#### [YOUR OBJECTIVE]
Identify, in the records below, every line where the string "Prueba" appears, and copy each such line.

#### [DATA LINES]
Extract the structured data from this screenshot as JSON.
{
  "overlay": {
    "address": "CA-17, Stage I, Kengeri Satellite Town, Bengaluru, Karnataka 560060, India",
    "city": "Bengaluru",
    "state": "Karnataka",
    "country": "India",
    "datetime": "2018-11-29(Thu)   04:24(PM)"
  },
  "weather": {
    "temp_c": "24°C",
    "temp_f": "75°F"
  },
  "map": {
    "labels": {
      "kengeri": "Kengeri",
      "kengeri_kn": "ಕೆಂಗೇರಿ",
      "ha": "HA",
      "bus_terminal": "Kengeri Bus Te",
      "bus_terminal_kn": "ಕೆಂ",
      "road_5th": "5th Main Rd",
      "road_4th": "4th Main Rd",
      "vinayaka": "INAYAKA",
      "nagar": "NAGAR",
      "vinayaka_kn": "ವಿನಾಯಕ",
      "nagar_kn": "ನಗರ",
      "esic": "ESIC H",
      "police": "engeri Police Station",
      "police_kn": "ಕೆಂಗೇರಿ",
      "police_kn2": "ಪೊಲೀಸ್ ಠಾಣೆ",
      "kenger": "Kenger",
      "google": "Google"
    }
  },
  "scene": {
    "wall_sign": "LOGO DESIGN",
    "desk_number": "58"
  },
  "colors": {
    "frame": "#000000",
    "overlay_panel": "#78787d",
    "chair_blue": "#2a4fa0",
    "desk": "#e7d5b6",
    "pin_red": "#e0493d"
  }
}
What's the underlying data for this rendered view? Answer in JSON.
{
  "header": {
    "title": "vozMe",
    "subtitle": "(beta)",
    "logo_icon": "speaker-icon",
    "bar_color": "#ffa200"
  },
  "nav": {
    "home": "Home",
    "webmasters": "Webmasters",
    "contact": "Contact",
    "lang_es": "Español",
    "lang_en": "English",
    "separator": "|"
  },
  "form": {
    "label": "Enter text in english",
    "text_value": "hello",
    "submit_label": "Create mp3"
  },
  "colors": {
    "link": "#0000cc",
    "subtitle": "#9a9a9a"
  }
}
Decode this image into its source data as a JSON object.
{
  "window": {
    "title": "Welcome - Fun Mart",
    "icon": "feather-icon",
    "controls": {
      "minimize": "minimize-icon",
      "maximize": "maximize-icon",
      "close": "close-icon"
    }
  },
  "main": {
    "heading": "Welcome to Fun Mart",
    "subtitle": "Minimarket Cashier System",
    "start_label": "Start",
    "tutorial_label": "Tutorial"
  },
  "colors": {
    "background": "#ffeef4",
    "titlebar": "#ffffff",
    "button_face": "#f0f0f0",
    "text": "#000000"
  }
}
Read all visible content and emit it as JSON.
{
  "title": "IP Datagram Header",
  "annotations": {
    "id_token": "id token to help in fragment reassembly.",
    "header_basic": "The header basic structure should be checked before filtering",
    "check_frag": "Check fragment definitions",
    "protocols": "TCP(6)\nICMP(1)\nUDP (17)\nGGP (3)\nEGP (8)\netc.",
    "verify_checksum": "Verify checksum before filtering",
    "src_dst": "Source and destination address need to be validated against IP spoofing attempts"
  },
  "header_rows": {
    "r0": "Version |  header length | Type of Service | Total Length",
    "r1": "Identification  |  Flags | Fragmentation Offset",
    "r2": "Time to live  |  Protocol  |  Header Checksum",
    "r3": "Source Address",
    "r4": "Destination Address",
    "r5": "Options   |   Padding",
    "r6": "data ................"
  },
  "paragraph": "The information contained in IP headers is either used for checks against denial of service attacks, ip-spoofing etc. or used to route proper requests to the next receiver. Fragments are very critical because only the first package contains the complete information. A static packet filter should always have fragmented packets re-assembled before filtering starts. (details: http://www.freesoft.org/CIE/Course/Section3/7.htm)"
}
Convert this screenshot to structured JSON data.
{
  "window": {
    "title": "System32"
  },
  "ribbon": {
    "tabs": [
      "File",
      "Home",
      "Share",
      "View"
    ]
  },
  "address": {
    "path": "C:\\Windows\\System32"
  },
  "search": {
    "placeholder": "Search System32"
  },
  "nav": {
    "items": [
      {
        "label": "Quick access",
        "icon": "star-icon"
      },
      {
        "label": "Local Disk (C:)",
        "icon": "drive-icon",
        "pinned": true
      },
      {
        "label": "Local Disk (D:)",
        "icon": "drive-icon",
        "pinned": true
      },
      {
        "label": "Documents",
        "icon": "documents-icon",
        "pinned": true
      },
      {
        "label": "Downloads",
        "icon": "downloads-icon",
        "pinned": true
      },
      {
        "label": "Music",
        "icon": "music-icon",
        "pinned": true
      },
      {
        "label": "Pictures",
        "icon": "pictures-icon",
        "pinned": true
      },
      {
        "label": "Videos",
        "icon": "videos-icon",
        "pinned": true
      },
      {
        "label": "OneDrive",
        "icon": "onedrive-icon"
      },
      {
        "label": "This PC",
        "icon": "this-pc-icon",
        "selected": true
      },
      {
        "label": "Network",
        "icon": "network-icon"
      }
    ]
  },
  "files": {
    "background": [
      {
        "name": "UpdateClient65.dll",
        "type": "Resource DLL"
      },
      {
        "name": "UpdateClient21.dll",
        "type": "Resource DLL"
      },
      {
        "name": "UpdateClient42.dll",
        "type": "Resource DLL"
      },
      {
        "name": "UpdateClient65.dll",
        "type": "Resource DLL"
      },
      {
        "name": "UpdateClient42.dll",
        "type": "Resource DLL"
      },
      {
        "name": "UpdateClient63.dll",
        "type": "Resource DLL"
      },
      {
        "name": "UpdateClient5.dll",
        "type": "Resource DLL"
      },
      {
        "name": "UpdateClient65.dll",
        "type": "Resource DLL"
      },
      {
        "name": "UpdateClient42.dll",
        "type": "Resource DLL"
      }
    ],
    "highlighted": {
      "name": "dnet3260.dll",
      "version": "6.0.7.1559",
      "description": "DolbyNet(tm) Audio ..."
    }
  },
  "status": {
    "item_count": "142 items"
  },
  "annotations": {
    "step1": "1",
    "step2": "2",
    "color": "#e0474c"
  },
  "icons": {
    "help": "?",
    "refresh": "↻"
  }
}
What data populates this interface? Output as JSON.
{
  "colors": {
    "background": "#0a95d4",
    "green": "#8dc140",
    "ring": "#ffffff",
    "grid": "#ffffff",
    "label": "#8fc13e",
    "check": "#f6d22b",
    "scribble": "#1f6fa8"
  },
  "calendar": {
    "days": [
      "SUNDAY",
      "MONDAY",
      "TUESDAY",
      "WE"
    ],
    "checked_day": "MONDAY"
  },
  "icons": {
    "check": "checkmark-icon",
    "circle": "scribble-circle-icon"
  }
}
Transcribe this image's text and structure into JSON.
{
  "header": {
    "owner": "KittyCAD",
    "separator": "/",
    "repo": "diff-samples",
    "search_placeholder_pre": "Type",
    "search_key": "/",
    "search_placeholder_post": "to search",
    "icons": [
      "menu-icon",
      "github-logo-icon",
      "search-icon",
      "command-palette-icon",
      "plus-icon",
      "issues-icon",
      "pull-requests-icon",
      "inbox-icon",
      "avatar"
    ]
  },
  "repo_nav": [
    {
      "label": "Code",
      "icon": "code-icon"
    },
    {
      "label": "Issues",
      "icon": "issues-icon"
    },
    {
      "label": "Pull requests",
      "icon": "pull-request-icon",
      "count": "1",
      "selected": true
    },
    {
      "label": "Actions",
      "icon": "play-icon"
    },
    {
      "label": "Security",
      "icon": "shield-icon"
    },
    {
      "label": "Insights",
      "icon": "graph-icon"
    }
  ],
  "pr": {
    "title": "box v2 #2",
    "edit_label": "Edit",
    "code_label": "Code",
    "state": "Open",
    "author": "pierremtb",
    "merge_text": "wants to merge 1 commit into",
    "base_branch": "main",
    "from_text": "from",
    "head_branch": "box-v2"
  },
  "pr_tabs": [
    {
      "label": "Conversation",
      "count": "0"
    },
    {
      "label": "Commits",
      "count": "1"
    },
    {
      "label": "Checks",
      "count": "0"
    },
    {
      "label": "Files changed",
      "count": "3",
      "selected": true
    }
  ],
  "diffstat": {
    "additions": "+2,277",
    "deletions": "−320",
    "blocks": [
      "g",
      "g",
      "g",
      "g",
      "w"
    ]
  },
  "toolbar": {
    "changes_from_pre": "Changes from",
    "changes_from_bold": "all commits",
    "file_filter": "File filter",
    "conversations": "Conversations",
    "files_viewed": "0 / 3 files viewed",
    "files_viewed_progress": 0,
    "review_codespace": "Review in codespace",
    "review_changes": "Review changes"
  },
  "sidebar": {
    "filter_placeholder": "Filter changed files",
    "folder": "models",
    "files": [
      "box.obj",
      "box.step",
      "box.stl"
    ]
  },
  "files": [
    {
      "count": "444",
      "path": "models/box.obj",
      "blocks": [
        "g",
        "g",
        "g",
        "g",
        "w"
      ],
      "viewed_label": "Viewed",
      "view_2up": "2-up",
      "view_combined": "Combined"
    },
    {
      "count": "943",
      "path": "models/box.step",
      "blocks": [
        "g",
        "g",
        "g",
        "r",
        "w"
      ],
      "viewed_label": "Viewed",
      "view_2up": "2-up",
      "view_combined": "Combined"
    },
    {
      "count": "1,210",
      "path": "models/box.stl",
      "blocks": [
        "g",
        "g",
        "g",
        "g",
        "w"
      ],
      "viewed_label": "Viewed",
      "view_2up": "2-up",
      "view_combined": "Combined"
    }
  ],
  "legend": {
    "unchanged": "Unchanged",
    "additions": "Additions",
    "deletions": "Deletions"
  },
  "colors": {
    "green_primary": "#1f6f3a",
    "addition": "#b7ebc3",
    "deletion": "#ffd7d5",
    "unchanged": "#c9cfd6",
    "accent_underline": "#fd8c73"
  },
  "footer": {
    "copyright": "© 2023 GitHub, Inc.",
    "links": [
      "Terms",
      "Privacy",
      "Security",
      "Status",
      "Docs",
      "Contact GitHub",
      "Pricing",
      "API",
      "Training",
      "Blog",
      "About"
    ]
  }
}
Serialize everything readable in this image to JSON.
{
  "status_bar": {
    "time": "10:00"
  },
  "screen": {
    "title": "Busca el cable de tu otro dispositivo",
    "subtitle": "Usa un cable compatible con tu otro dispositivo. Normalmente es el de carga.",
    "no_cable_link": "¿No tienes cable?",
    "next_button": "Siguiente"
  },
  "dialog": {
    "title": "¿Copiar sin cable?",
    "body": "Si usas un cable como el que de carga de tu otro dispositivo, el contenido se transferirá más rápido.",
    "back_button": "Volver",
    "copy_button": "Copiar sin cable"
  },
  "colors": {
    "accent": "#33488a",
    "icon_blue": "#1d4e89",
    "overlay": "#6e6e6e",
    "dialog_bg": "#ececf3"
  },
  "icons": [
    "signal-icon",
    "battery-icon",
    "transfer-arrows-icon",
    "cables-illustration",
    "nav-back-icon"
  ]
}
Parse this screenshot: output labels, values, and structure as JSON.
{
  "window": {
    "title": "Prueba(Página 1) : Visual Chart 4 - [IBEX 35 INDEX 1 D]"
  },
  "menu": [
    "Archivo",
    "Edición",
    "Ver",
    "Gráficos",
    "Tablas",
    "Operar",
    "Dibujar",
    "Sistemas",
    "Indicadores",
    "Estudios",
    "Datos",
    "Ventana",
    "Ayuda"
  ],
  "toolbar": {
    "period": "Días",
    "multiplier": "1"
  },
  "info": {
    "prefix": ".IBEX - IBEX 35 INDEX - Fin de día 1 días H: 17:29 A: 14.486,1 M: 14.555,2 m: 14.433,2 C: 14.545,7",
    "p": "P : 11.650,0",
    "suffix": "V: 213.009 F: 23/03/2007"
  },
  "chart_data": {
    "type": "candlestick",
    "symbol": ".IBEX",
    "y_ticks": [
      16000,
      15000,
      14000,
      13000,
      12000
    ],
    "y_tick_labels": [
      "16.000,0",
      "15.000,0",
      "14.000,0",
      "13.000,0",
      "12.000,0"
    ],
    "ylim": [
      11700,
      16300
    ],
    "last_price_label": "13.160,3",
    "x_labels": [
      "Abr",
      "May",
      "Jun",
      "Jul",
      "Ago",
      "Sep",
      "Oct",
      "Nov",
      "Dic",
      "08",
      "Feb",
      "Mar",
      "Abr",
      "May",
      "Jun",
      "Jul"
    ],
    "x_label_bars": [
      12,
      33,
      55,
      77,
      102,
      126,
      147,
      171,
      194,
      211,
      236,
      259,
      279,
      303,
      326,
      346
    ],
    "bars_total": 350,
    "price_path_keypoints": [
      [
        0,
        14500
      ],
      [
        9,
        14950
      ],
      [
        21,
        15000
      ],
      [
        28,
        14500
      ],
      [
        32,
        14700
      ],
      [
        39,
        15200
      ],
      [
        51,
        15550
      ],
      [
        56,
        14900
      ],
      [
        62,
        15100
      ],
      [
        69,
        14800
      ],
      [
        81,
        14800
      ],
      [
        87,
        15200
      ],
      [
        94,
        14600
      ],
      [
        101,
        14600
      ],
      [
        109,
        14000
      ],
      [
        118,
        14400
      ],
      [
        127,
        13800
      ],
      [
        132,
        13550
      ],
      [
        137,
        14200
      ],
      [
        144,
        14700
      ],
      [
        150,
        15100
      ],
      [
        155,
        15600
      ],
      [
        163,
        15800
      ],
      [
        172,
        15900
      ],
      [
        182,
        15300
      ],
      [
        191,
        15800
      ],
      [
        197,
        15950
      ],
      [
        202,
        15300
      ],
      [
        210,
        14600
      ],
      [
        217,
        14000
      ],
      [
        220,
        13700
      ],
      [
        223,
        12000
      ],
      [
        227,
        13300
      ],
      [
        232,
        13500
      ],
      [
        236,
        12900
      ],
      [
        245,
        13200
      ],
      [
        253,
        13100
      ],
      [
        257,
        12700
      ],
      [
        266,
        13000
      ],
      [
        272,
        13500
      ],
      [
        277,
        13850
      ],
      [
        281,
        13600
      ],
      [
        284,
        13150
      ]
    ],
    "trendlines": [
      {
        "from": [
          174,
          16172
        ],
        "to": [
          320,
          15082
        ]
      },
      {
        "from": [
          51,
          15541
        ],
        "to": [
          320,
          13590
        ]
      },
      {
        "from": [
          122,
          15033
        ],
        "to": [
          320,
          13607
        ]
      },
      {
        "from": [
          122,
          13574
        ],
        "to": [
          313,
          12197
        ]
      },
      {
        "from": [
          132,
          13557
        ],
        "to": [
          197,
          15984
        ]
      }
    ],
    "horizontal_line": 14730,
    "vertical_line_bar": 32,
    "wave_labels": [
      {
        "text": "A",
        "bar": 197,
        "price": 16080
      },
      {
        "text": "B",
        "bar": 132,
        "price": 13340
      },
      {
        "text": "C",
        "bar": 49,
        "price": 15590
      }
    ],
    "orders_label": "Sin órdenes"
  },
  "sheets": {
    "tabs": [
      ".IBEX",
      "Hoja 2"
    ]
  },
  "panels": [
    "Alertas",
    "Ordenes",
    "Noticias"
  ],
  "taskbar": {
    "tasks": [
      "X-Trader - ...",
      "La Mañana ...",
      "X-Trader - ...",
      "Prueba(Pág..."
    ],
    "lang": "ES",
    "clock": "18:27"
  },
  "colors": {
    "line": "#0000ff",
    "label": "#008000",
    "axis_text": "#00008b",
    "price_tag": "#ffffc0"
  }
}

#### [EXERCISE SOLUTION]
    "title": "Prueba(Página 1) : Visual Chart 4 - [IBEX 35 INDEX 1 D]"
      "Prueba(Pág..."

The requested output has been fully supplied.